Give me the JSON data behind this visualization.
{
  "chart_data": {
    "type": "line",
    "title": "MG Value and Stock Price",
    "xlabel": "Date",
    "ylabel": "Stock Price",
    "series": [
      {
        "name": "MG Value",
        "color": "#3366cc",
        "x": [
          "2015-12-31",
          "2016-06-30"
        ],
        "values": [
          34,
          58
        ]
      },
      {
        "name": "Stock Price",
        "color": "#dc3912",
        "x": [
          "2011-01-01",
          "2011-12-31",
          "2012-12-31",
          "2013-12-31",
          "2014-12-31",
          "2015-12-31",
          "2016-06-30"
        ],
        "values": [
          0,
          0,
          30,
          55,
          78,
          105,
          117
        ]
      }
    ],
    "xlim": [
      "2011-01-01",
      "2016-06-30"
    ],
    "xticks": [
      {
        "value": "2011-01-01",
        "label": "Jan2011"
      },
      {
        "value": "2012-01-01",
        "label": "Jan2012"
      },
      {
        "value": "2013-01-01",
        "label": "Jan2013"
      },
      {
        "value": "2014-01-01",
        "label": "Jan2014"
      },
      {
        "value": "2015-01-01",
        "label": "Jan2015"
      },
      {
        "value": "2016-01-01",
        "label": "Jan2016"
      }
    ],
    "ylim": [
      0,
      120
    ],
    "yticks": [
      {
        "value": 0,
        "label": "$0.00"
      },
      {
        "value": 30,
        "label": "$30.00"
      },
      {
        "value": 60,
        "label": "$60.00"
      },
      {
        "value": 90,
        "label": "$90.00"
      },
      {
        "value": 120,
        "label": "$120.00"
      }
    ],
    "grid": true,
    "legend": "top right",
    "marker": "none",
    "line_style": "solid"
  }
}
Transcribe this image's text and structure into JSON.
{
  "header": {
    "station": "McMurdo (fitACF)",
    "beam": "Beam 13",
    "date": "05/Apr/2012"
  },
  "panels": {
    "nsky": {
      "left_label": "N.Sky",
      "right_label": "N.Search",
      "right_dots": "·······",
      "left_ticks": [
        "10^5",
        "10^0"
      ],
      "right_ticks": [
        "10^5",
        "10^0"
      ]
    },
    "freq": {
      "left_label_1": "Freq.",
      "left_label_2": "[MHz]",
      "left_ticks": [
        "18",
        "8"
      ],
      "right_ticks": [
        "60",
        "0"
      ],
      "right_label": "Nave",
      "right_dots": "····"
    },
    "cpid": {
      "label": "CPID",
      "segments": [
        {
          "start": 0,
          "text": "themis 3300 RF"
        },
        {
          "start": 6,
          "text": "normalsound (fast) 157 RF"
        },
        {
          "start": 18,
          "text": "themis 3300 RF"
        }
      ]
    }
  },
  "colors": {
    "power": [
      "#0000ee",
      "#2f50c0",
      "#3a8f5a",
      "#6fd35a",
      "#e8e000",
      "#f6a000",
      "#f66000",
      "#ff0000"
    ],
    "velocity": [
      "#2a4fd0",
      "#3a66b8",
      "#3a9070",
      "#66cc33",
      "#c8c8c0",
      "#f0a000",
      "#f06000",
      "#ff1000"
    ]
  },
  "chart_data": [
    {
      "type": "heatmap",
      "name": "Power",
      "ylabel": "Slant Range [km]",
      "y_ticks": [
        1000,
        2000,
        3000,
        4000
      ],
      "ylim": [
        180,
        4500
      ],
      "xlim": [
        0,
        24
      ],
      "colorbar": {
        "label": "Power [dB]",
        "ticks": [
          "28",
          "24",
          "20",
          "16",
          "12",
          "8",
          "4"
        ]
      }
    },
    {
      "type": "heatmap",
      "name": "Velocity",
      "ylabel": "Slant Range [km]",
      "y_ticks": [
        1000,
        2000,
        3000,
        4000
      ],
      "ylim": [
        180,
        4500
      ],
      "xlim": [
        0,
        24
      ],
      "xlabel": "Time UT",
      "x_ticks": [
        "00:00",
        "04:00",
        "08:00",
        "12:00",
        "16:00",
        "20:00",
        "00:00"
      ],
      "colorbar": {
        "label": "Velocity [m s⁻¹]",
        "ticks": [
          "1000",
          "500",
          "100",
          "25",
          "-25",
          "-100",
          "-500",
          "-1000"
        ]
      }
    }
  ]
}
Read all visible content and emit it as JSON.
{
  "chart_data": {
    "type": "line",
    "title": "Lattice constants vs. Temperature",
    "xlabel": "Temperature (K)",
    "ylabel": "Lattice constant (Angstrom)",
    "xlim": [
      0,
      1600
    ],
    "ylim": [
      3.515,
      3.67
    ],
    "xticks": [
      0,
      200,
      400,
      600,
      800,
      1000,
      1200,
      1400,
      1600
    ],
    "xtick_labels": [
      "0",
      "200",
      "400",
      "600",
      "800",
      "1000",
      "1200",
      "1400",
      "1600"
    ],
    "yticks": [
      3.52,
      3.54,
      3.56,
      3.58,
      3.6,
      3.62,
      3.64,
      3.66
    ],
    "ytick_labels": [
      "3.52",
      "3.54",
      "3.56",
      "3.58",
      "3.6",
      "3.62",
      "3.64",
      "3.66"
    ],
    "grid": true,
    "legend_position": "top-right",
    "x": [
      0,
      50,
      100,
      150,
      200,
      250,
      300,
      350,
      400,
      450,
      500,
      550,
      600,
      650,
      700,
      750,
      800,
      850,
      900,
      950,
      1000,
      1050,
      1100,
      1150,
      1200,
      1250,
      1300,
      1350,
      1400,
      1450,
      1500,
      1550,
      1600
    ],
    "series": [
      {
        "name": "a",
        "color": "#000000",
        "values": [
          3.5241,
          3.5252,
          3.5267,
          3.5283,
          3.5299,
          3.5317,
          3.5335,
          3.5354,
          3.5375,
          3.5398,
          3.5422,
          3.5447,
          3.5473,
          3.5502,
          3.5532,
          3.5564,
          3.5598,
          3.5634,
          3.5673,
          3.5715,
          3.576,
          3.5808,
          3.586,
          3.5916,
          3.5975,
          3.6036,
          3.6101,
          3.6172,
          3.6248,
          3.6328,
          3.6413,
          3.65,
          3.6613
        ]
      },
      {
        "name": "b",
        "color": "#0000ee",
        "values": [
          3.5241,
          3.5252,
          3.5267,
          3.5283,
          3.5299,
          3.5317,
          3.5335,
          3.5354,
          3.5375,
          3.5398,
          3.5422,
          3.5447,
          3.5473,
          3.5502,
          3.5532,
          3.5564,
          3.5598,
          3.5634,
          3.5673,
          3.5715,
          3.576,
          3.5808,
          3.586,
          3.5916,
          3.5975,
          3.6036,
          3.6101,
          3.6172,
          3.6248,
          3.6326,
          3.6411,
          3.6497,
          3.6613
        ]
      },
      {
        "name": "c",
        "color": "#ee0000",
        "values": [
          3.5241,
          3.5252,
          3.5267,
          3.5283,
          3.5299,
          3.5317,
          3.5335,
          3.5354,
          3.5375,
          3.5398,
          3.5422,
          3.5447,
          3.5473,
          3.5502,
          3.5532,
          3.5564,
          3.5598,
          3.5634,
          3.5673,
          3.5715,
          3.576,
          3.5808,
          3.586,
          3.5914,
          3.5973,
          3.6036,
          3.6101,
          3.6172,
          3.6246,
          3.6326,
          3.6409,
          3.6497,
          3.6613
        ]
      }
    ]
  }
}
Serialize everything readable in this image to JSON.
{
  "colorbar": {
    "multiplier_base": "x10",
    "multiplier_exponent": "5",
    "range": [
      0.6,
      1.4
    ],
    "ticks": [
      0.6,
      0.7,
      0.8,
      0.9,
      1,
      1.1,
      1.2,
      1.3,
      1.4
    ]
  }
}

Required work:
Return every line above in which the string "Lattice" occurs.

Solution to the exercise:
    "title": "Lattice constants vs. Temperature",
    "ylabel": "Lattice constant (Angstrom)",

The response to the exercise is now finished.